[Records from a collection]
────────────────────
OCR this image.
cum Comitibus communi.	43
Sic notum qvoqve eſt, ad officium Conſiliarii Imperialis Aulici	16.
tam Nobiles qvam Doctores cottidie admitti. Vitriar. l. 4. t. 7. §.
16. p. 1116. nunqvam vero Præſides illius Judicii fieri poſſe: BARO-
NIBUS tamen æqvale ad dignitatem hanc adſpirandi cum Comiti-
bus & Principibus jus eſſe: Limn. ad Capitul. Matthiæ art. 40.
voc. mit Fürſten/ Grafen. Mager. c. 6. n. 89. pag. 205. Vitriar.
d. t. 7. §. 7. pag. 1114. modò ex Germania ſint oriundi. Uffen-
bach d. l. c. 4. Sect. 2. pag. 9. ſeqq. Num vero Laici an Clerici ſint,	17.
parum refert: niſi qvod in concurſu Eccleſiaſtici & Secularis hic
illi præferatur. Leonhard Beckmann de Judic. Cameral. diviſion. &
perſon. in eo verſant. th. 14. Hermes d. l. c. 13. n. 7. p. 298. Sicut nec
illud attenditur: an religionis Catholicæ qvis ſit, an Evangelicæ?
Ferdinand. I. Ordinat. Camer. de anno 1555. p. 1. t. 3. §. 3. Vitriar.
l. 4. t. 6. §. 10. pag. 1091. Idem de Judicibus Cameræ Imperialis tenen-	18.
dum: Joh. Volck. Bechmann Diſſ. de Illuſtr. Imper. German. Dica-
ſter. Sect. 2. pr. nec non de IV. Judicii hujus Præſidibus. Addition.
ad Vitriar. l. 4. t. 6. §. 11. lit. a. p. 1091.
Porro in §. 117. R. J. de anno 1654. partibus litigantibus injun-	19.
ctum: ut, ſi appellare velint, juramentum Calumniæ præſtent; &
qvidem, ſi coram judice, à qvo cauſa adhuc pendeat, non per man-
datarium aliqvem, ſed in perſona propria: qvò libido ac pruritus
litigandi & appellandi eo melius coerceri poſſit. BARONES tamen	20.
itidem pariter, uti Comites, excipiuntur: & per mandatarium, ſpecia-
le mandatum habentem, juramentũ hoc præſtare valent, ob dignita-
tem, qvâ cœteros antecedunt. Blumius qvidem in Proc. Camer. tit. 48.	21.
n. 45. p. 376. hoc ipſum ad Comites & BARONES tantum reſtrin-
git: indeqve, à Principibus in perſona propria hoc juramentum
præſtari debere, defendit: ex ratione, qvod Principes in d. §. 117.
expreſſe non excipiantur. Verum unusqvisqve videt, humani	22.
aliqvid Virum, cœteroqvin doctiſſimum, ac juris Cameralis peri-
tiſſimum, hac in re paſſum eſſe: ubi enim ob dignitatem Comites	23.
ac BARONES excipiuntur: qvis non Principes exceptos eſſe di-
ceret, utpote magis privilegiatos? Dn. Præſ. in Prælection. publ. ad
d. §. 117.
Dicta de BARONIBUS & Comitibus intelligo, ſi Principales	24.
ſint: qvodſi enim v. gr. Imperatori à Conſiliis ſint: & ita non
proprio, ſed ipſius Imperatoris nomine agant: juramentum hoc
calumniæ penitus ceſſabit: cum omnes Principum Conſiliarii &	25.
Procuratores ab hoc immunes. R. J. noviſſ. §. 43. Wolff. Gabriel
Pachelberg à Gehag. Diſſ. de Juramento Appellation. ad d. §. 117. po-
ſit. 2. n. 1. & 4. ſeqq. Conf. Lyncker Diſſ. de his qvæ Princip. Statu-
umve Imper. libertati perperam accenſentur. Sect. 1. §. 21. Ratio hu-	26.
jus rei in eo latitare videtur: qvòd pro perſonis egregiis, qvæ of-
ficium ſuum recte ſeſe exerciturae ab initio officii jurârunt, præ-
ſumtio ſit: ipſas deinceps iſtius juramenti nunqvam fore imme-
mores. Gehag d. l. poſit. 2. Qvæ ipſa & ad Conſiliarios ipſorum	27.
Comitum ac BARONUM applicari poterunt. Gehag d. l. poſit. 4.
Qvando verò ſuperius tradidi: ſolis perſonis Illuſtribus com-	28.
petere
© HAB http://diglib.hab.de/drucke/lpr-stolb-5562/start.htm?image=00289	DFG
────────────────────
**Your task:**
Lines containing the word "Judicii" must all be returned from the material above.

**Result of the exercise:**
16. p. 1116. nunqvam vero Præſides illius Judicii fieri poſſe: BARO-
ſter. Sect. 2. pr. nec non de IV. Judicii hujus Præſidibus. Addition.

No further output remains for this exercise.